REQUIRED WORK. Reproduce every entry exactly.

DATASET ENTRIES.
+---+

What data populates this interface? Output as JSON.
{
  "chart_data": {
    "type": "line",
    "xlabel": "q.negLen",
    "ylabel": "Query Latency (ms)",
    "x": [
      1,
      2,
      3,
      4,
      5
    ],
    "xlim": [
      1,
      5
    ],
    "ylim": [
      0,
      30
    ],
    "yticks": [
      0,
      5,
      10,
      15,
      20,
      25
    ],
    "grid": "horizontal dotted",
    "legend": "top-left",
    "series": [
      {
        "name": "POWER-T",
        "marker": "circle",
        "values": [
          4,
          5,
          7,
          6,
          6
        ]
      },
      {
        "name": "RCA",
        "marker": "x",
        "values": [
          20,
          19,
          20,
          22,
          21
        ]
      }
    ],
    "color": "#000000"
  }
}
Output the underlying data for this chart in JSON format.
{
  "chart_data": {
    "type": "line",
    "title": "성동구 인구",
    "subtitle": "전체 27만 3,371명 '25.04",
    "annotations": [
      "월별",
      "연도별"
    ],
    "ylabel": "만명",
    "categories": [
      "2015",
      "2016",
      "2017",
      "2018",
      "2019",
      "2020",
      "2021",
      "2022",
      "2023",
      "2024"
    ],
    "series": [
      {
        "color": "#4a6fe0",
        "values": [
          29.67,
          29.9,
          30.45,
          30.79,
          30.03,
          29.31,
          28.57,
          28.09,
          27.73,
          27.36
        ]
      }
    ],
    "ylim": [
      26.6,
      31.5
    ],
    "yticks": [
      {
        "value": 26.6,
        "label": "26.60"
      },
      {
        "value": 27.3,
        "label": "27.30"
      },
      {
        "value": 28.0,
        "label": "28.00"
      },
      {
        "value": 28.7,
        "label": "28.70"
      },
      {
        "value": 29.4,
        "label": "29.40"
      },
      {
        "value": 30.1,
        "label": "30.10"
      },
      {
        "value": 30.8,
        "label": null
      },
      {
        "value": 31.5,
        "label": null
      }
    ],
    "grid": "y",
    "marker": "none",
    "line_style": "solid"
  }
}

+---+

EXERCISE RESULT.
What data populates this interface? Output as JSON.
{
  "chart_data": {
    "type": "line",
    "xlabel": "q.negLen",
    "ylabel": "Query Latency (ms)",
    "x": [
      1,
      2,
      3,
      4,
      5
    ],
    "xlim": [
      1,
      5
    ],
    "ylim": [
      0,
      30
    ],
    "yticks": [
      0,
      5,
      10,
      15,
      20,
      25
    ],
    "grid": "horizontal dotted",
    "legend": "top-left",
    "series": [
      {
        "name": "POWER-T",
        "marker": "circle",
        "values": [
          4,
          5,
          7,
          6,
          6
        ]
      },
      {
        "name": "RCA",
        "marker": "x",
        "values": [
          20,
          19,
          20,
          22,
          21
        ]
      }
    ],
    "color": "#000000"
  }
}
Output the underlying data for this chart in JSON format.
{
  "chart_data": {
    "type": "line",
    "title": "성동구 인구",
    "subtitle": "전체 27만 3,371명 '25.04",
    "annotations": [
      "월별",
      "연도별"
    ],
    "ylabel": "만명",
    "categories": [
      "2015",
      "2016",
      "2017",
      "2018",
      "2019",
      "2020",
      "2021",
      "2022",
      "2023",
      "2024"
    ],
    "series": [
      {
        "color": "#4a6fe0",
        "values": [
          29.67,
          29.9,
          30.45,
          30.79,
          30.03,
          29.31,
          28.57,
          28.09,
          27.73,
          27.36
        ]
      }
    ],
    "ylim": [
      26.6,
      31.5
    ],
    "yticks": [
      {
        "value": 26.6,
        "label": "26.60"
      },
      {
        "value": 27.3,
        "label": "27.30"
      },
      {
        "value": 28.0,
        "label": "28.00"
      },
      {
        "value": 28.7,
        "label": "28.70"
      },
      {
        "value": 29.4,
        "label": "29.40"
      },
      {
        "value": 30.1,
        "label": "30.10"
      },
      {
        "value": 30.8,
        "label": null
      },
      {
        "value": 31.5,
        "label": null
      }
    ],
    "grid": "y",
    "marker": "none",
    "line_style": "solid"
  }
}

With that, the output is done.